• Exercise details: Every line below that has the word "subcontracts" counts once; report how many lines that makes, with no other words.

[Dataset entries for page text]
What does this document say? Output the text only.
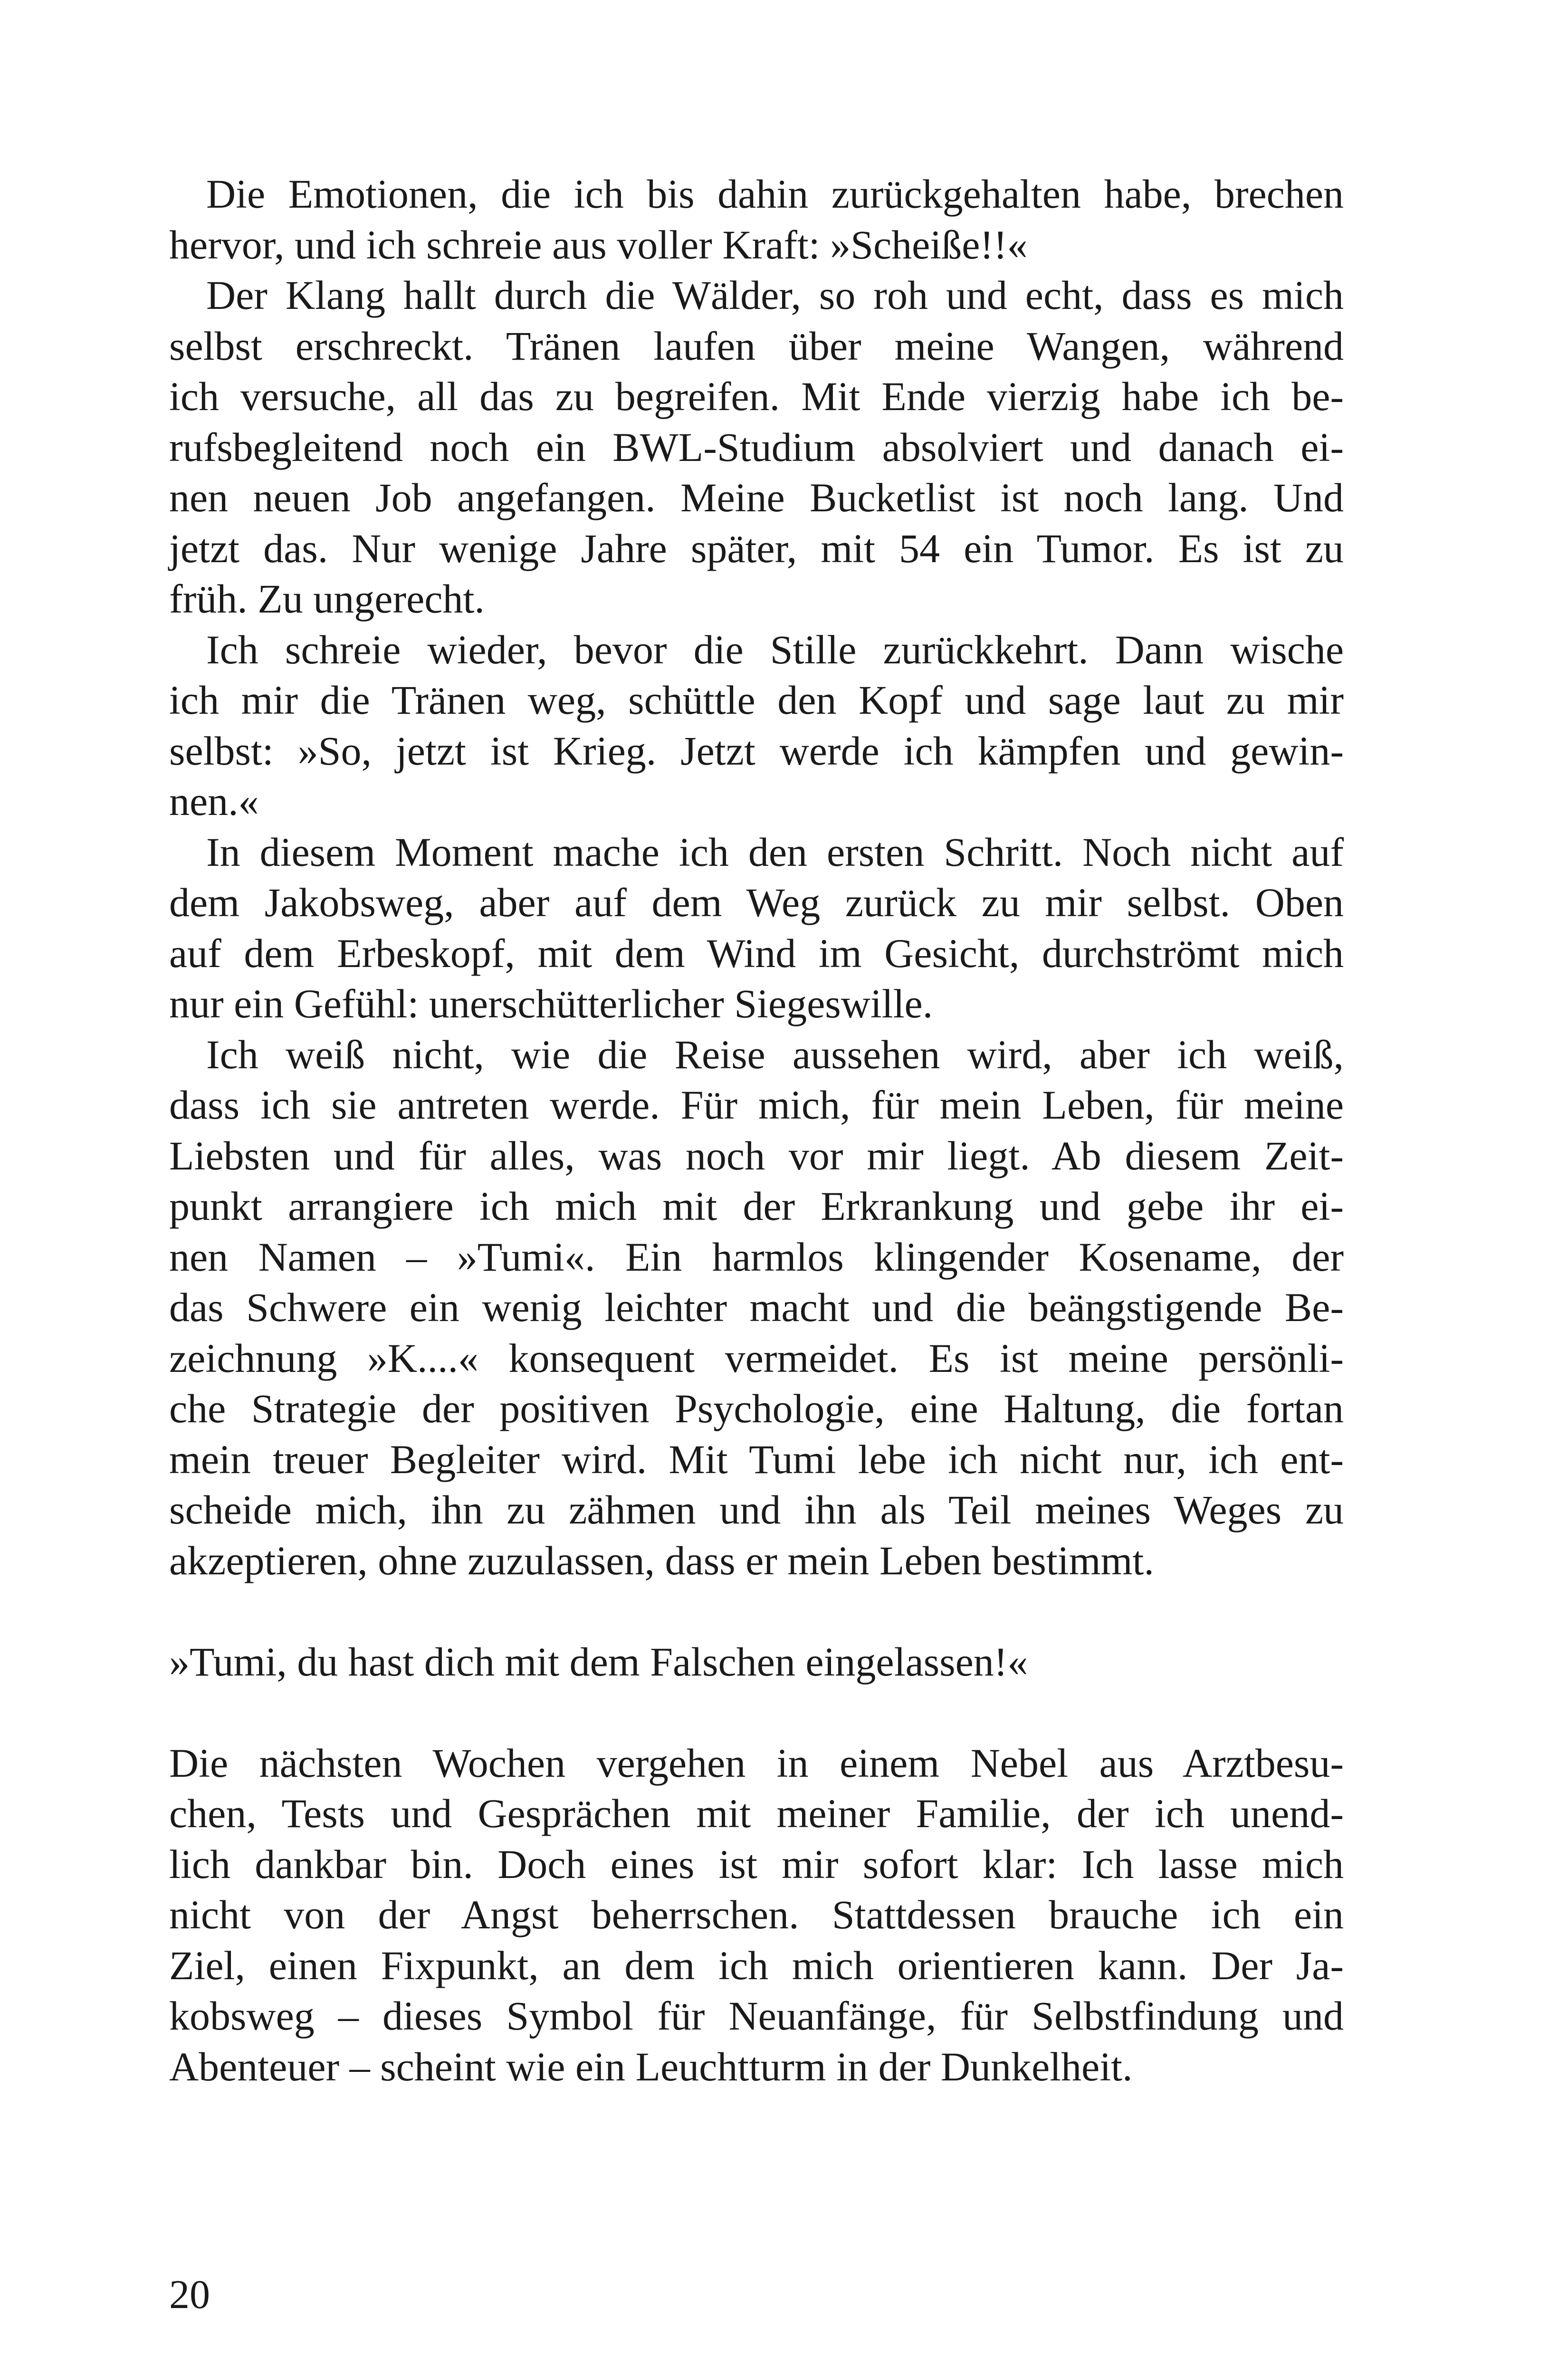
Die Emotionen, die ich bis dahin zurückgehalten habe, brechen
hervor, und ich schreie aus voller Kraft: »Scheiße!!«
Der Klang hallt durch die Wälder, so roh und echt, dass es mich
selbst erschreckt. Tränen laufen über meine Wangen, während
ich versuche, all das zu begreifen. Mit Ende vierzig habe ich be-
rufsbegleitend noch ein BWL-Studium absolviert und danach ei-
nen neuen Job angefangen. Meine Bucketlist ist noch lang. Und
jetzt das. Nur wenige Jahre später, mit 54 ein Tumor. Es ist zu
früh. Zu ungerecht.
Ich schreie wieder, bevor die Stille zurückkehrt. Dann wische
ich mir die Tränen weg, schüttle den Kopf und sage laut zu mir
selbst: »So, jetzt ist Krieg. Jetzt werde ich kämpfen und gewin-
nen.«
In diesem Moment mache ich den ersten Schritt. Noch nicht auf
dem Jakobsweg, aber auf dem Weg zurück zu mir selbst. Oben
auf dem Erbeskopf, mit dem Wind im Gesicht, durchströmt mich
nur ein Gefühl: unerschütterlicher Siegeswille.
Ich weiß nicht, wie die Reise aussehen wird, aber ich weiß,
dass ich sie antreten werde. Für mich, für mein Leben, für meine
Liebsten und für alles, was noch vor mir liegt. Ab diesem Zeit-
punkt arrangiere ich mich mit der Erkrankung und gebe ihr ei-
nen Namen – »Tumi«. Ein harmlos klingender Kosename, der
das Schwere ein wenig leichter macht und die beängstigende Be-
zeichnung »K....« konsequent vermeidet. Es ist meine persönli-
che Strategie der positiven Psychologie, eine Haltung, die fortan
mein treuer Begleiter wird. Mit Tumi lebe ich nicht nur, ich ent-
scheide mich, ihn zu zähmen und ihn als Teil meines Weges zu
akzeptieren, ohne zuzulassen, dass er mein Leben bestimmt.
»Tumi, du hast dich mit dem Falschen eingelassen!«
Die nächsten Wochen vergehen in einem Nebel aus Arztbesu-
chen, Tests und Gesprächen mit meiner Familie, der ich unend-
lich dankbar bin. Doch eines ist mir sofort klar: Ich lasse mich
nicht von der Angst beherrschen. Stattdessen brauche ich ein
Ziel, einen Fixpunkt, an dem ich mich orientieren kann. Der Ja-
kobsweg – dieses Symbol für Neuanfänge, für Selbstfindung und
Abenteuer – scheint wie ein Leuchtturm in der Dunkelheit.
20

---

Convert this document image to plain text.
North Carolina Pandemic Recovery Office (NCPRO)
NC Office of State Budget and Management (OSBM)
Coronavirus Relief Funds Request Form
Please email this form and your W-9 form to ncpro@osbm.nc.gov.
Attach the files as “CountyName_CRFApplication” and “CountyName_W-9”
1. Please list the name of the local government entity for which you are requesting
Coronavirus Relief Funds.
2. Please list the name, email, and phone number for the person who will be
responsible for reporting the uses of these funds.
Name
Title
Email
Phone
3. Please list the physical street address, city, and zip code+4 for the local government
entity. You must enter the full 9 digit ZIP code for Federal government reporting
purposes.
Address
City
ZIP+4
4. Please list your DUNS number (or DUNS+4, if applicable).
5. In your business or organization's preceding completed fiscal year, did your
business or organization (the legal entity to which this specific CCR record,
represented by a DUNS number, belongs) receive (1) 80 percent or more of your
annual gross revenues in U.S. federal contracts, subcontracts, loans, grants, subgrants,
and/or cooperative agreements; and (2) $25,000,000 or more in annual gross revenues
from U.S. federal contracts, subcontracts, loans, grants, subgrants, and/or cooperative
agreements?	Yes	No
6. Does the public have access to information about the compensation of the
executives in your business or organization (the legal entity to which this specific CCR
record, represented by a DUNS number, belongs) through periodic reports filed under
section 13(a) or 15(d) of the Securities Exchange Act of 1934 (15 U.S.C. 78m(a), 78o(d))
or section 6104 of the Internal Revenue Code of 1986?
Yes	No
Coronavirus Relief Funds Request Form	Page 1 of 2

* * *

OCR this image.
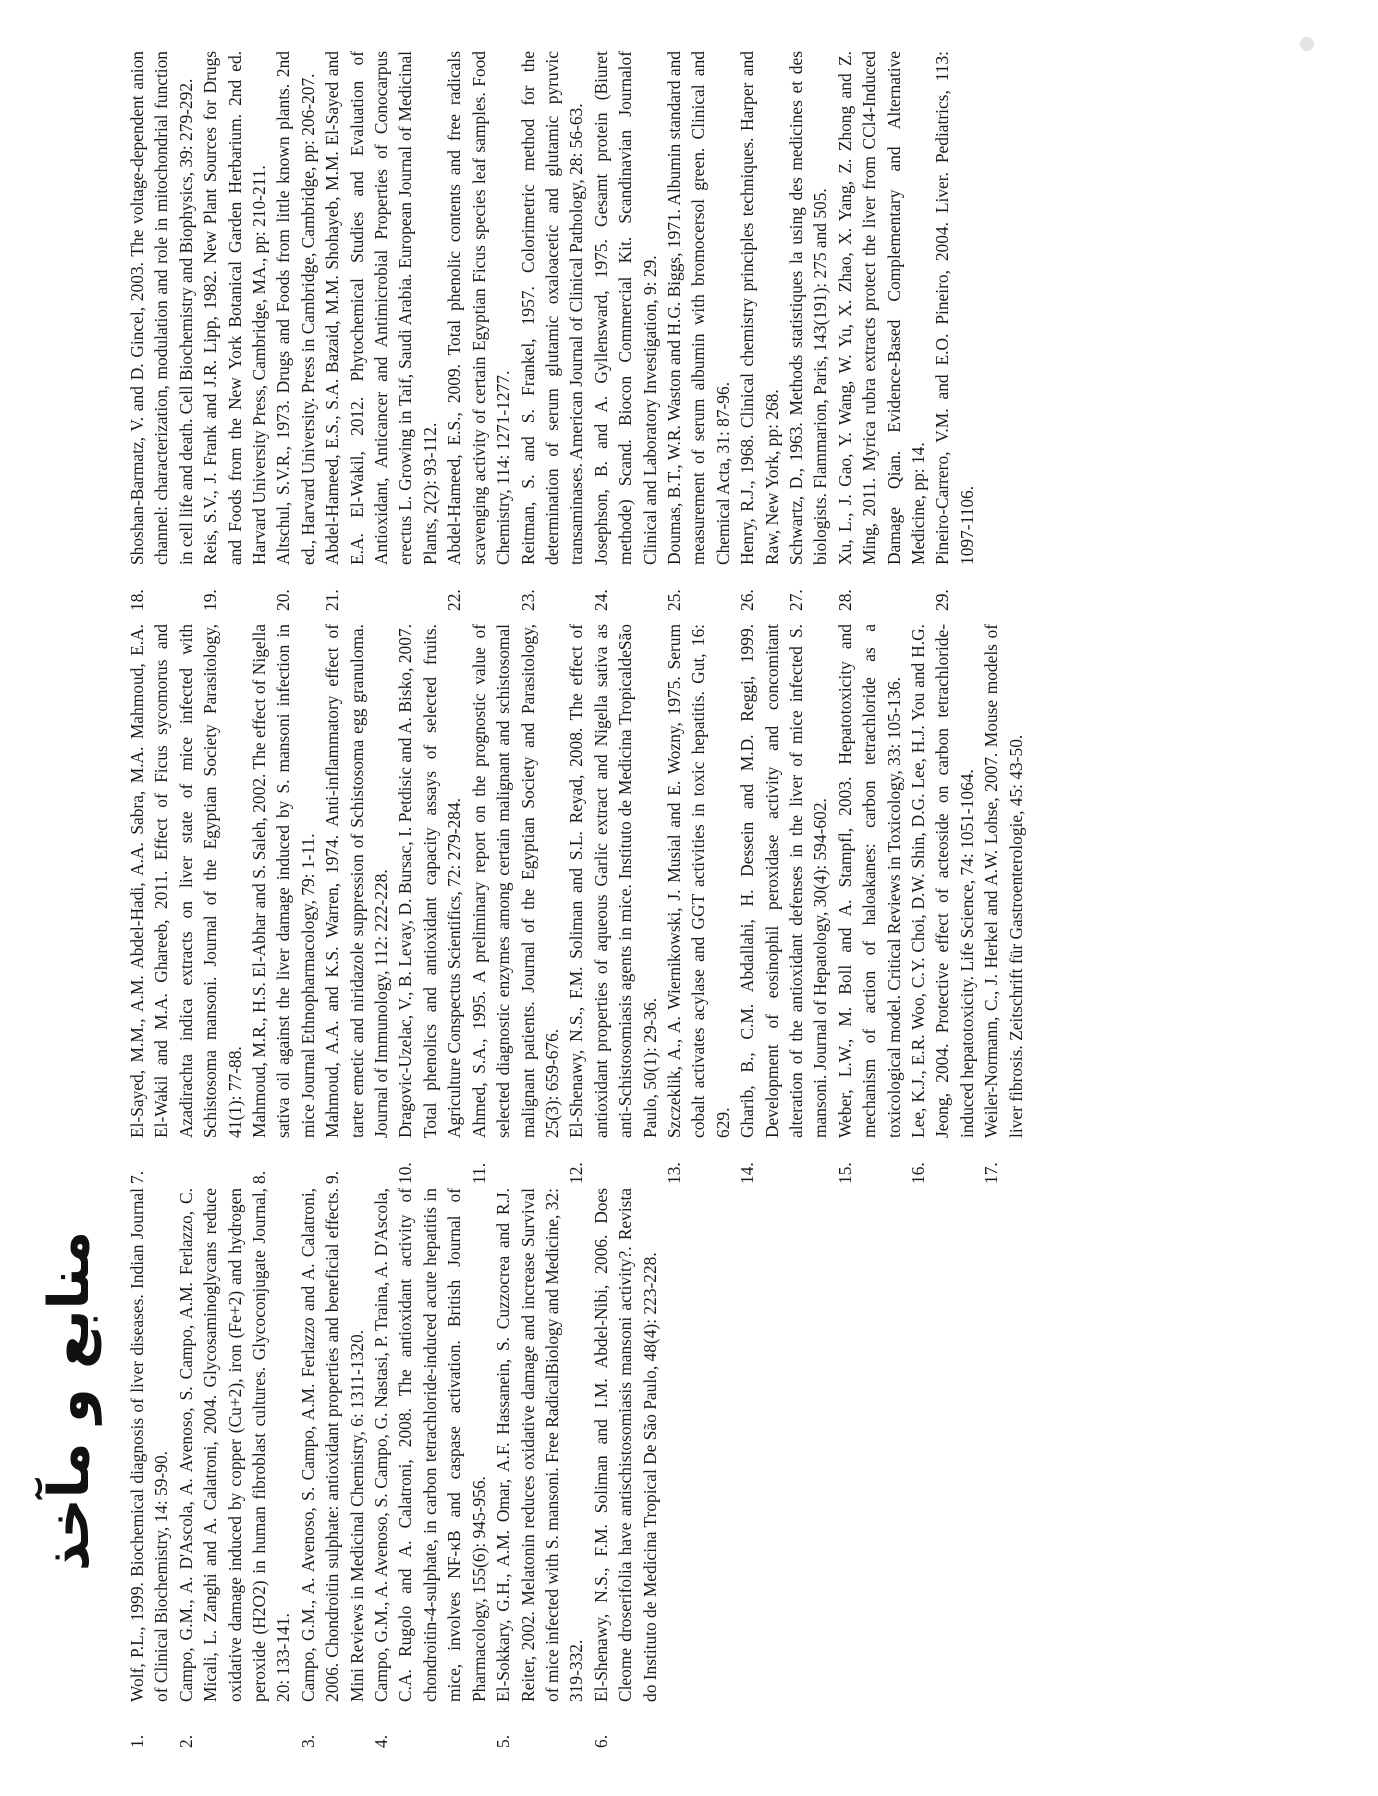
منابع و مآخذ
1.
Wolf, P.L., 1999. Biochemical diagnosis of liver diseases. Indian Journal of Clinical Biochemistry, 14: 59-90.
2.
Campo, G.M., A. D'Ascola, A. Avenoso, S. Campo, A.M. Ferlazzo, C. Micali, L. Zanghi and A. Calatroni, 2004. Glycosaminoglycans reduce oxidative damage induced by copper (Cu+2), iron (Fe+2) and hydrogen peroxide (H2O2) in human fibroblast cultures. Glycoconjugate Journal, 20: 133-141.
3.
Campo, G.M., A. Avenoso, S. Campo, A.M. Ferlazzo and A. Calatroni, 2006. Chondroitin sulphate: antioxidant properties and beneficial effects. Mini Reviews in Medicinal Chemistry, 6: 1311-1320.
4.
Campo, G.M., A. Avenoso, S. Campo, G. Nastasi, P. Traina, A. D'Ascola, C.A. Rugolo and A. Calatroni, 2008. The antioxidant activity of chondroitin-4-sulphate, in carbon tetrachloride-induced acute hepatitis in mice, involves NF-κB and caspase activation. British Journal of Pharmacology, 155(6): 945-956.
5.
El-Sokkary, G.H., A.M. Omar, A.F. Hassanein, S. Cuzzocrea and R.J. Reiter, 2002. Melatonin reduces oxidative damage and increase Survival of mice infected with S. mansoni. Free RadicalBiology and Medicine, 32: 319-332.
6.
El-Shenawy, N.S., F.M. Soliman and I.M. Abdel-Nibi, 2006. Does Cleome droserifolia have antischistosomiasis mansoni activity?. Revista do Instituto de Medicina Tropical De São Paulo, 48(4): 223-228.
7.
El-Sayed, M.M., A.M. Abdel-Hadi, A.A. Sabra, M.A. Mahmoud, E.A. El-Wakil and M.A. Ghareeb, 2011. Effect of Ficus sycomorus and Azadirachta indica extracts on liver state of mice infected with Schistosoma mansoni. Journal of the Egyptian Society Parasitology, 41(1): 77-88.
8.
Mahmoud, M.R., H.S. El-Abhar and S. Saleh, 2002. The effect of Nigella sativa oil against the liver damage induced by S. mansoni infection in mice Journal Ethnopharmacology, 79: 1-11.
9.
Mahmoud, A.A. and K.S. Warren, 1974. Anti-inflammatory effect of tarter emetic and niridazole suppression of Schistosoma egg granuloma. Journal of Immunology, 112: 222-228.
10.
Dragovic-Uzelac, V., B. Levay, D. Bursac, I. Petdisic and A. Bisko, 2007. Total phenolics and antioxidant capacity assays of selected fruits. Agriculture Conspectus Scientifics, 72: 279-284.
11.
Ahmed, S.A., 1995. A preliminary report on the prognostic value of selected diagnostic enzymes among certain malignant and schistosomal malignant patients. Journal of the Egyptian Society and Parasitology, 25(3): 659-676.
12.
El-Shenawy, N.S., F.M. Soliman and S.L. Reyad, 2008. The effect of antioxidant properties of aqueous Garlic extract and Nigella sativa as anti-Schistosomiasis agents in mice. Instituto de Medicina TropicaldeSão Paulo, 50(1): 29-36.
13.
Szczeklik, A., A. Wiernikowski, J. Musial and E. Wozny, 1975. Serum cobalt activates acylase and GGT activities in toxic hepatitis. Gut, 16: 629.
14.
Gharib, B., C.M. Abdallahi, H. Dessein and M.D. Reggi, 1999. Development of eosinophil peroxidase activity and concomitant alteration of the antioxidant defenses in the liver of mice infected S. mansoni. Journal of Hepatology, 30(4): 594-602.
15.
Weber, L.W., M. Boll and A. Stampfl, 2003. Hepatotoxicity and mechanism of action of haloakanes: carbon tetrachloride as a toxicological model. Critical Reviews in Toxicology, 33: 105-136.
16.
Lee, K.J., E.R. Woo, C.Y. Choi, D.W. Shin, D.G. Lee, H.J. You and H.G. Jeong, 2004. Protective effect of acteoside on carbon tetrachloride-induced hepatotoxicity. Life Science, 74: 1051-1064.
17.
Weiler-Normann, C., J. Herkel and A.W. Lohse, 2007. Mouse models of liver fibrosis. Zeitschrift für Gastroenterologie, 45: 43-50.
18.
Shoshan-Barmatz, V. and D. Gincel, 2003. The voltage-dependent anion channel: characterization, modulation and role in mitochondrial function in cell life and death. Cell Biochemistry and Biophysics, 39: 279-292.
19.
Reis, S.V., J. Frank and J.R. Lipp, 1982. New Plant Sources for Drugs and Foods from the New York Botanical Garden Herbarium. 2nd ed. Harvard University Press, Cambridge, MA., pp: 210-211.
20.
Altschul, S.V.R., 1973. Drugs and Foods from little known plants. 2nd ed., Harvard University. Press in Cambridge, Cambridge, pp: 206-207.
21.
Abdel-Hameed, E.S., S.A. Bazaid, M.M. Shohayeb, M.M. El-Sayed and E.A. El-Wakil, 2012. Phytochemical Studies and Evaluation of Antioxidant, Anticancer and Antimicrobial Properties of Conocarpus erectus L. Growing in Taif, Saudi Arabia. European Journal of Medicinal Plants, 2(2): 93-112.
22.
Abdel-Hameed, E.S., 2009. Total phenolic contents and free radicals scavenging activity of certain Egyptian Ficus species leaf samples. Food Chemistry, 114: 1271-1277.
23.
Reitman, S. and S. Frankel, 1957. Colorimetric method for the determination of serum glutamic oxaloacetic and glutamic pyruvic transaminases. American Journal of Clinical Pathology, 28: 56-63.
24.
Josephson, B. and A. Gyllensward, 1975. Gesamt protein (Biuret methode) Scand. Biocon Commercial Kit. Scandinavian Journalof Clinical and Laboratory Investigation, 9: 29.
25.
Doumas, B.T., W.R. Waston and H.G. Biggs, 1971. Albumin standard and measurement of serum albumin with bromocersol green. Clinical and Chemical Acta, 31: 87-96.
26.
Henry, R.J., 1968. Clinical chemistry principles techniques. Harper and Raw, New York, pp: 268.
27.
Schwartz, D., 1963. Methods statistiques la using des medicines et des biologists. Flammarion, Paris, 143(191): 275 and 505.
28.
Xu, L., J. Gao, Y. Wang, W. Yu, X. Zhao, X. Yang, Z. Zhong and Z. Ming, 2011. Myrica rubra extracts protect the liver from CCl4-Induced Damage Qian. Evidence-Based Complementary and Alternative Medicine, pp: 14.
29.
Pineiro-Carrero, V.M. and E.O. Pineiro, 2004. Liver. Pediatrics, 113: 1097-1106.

• Output for this task: 2